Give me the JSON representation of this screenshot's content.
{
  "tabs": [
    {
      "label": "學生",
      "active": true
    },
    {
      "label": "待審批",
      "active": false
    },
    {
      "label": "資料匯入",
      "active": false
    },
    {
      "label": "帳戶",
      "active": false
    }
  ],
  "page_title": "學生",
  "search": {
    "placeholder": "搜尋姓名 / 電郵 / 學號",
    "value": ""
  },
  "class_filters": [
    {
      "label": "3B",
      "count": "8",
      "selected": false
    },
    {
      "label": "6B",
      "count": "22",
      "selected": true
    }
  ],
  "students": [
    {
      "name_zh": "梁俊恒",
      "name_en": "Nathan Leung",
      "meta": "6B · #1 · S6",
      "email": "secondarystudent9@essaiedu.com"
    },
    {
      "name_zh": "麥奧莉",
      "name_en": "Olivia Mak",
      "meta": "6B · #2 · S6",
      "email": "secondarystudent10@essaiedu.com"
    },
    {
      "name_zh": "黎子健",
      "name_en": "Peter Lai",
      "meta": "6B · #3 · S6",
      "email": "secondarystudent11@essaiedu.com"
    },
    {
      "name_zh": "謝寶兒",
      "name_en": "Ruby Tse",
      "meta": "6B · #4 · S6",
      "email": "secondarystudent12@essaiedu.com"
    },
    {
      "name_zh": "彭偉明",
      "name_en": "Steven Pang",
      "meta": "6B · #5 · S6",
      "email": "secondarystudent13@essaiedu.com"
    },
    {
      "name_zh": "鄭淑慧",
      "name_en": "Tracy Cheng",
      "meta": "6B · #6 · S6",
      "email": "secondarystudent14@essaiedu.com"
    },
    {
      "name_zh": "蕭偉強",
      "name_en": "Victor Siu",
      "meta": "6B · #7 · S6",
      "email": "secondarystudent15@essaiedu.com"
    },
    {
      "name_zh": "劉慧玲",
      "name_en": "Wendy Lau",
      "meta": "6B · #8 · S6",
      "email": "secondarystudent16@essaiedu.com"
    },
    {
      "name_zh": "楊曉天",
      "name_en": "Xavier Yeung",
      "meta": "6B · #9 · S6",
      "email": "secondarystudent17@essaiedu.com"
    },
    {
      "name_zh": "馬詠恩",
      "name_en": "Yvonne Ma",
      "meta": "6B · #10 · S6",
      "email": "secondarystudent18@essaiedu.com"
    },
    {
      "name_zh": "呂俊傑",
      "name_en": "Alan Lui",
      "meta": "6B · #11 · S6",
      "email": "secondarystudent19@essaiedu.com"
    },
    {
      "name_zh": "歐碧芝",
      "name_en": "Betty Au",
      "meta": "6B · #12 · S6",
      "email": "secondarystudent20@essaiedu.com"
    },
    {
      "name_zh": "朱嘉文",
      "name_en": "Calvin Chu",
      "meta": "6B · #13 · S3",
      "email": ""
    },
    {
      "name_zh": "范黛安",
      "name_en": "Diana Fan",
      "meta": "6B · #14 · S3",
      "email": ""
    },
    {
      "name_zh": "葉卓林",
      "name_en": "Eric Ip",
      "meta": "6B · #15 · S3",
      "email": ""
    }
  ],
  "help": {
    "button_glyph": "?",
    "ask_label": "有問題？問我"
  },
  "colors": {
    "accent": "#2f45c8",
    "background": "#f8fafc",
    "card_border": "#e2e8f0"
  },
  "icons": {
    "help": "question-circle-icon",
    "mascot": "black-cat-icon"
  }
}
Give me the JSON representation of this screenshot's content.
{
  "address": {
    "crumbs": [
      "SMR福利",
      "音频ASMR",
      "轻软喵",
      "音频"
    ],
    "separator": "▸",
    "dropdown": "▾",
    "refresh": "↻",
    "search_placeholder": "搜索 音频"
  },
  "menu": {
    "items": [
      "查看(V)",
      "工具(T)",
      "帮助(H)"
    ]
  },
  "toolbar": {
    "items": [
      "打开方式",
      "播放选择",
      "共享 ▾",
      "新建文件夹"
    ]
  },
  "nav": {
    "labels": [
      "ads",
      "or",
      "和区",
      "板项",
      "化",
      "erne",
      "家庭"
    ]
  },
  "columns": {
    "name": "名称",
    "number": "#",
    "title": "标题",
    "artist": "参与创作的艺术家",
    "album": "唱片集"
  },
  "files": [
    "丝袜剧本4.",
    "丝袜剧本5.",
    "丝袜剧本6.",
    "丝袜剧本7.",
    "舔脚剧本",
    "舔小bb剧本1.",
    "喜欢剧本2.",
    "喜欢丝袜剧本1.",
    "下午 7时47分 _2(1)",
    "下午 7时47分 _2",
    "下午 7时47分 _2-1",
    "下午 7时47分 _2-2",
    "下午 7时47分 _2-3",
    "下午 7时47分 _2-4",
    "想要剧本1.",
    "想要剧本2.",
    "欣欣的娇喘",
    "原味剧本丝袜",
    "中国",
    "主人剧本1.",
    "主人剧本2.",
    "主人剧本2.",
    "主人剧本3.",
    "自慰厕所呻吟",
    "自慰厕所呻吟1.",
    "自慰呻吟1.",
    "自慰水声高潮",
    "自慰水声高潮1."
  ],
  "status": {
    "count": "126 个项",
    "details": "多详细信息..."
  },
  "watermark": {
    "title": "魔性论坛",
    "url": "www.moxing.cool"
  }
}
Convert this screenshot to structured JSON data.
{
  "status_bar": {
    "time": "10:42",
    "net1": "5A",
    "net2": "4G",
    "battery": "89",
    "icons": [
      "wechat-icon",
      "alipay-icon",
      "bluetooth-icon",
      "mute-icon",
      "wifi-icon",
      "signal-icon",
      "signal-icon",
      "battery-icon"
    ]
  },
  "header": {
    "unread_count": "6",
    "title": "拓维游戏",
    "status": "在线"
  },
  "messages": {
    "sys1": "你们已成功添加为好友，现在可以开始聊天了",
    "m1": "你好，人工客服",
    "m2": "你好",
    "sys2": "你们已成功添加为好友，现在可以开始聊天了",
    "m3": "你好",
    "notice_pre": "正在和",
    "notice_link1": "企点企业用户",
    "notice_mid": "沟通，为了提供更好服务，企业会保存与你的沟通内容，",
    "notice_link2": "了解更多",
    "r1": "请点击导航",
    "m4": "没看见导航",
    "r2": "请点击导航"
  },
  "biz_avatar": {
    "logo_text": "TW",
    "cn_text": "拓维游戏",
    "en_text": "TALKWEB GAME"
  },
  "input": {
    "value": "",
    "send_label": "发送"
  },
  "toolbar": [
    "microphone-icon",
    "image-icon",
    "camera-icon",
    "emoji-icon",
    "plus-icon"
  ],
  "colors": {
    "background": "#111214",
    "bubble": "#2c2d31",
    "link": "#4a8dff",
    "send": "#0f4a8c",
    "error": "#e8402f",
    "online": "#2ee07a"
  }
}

__________________________________________________

*PROBLEM DESCRIPTION*.
Print all of the entries exactly as they are written.

*FINAL RESULT*.
Give me the JSON representation of this screenshot's content.
{
  "tabs": [
    {
      "label": "學生",
      "active": true
    },
    {
      "label": "待審批",
      "active": false
    },
    {
      "label": "資料匯入",
      "active": false
    },
    {
      "label": "帳戶",
      "active": false
    }
  ],
  "page_title": "學生",
  "search": {
    "placeholder": "搜尋姓名 / 電郵 / 學號",
    "value": ""
  },
  "class_filters": [
    {
      "label": "3B",
      "count": "8",
      "selected": false
    },
    {
      "label": "6B",
      "count": "22",
      "selected": true
    }
  ],
  "students": [
    {
      "name_zh": "梁俊恒",
      "name_en": "Nathan Leung",
      "meta": "6B · #1 · S6",
      "email": "secondarystudent9@essaiedu.com"
    },
    {
      "name_zh": "麥奧莉",
      "name_en": "Olivia Mak",
      "meta": "6B · #2 · S6",
      "email": "secondarystudent10@essaiedu.com"
    },
    {
      "name_zh": "黎子健",
      "name_en": "Peter Lai",
      "meta": "6B · #3 · S6",
      "email": "secondarystudent11@essaiedu.com"
    },
    {
      "name_zh": "謝寶兒",
      "name_en": "Ruby Tse",
      "meta": "6B · #4 · S6",
      "email": "secondarystudent12@essaiedu.com"
    },
    {
      "name_zh": "彭偉明",
      "name_en": "Steven Pang",
      "meta": "6B · #5 · S6",
      "email": "secondarystudent13@essaiedu.com"
    },
    {
      "name_zh": "鄭淑慧",
      "name_en": "Tracy Cheng",
      "meta": "6B · #6 · S6",
      "email": "secondarystudent14@essaiedu.com"
    },
    {
      "name_zh": "蕭偉強",
      "name_en": "Victor Siu",
      "meta": "6B · #7 · S6",
      "email": "secondarystudent15@essaiedu.com"
    },
    {
      "name_zh": "劉慧玲",
      "name_en": "Wendy Lau",
      "meta": "6B · #8 · S6",
      "email": "secondarystudent16@essaiedu.com"
    },
    {
      "name_zh": "楊曉天",
      "name_en": "Xavier Yeung",
      "meta": "6B · #9 · S6",
      "email": "secondarystudent17@essaiedu.com"
    },
    {
      "name_zh": "馬詠恩",
      "name_en": "Yvonne Ma",
      "meta": "6B · #10 · S6",
      "email": "secondarystudent18@essaiedu.com"
    },
    {
      "name_zh": "呂俊傑",
      "name_en": "Alan Lui",
      "meta": "6B · #11 · S6",
      "email": "secondarystudent19@essaiedu.com"
    },
    {
      "name_zh": "歐碧芝",
      "name_en": "Betty Au",
      "meta": "6B · #12 · S6",
      "email": "secondarystudent20@essaiedu.com"
    },
    {
      "name_zh": "朱嘉文",
      "name_en": "Calvin Chu",
      "meta": "6B · #13 · S3",
      "email": ""
    },
    {
      "name_zh": "范黛安",
      "name_en": "Diana Fan",
      "meta": "6B · #14 · S3",
      "email": ""
    },
    {
      "name_zh": "葉卓林",
      "name_en": "Eric Ip",
      "meta": "6B · #15 · S3",
      "email": ""
    }
  ],
  "help": {
    "button_glyph": "?",
    "ask_label": "有問題？問我"
  },
  "colors": {
    "accent": "#2f45c8",
    "background": "#f8fafc",
    "card_border": "#e2e8f0"
  },
  "icons": {
    "help": "question-circle-icon",
    "mascot": "black-cat-icon"
  }
}
Give me the JSON representation of this screenshot's content.
{
  "address": {
    "crumbs": [
      "SMR福利",
      "音频ASMR",
      "轻软喵",
      "音频"
    ],
    "separator": "▸",
    "dropdown": "▾",
    "refresh": "↻",
    "search_placeholder": "搜索 音频"
  },
  "menu": {
    "items": [
      "查看(V)",
      "工具(T)",
      "帮助(H)"
    ]
  },
  "toolbar": {
    "items": [
      "打开方式",
      "播放选择",
      "共享 ▾",
      "新建文件夹"
    ]
  },
  "nav": {
    "labels": [
      "ads",
      "or",
      "和区",
      "板项",
      "化",
      "erne",
      "家庭"
    ]
  },
  "columns": {
    "name": "名称",
    "number": "#",
    "title": "标题",
    "artist": "参与创作的艺术家",
    "album": "唱片集"
  },
  "files": [
    "丝袜剧本4.",
    "丝袜剧本5.",
    "丝袜剧本6.",
    "丝袜剧本7.",
    "舔脚剧本",
    "舔小bb剧本1.",
    "喜欢剧本2.",
    "喜欢丝袜剧本1.",
    "下午 7时47分 _2(1)",
    "下午 7时47分 _2",
    "下午 7时47分 _2-1",
    "下午 7时47分 _2-2",
    "下午 7时47分 _2-3",
    "下午 7时47分 _2-4",
    "想要剧本1.",
    "想要剧本2.",
    "欣欣的娇喘",
    "原味剧本丝袜",
    "中国",
    "主人剧本1.",
    "主人剧本2.",
    "主人剧本2.",
    "主人剧本3.",
    "自慰厕所呻吟",
    "自慰厕所呻吟1.",
    "自慰呻吟1.",
    "自慰水声高潮",
    "自慰水声高潮1."
  ],
  "status": {
    "count": "126 个项",
    "details": "多详细信息..."
  },
  "watermark": {
    "title": "魔性论坛",
    "url": "www.moxing.cool"
  }
}
Convert this screenshot to structured JSON data.
{
  "status_bar": {
    "time": "10:42",
    "net1": "5A",
    "net2": "4G",
    "battery": "89",
    "icons": [
      "wechat-icon",
      "alipay-icon",
      "bluetooth-icon",
      "mute-icon",
      "wifi-icon",
      "signal-icon",
      "signal-icon",
      "battery-icon"
    ]
  },
  "header": {
    "unread_count": "6",
    "title": "拓维游戏",
    "status": "在线"
  },
  "messages": {
    "sys1": "你们已成功添加为好友，现在可以开始聊天了",
    "m1": "你好，人工客服",
    "m2": "你好",
    "sys2": "你们已成功添加为好友，现在可以开始聊天了",
    "m3": "你好",
    "notice_pre": "正在和",
    "notice_link1": "企点企业用户",
    "notice_mid": "沟通，为了提供更好服务，企业会保存与你的沟通内容，",
    "notice_link2": "了解更多",
    "r1": "请点击导航",
    "m4": "没看见导航",
    "r2": "请点击导航"
  },
  "biz_avatar": {
    "logo_text": "TW",
    "cn_text": "拓维游戏",
    "en_text": "TALKWEB GAME"
  },
  "input": {
    "value": "",
    "send_label": "发送"
  },
  "toolbar": [
    "microphone-icon",
    "image-icon",
    "camera-icon",
    "emoji-icon",
    "plus-icon"
  ],
  "colors": {
    "background": "#111214",
    "bubble": "#2c2d31",
    "link": "#4a8dff",
    "send": "#0f4a8c",
    "error": "#e8402f",
    "online": "#2ee07a"
  }
}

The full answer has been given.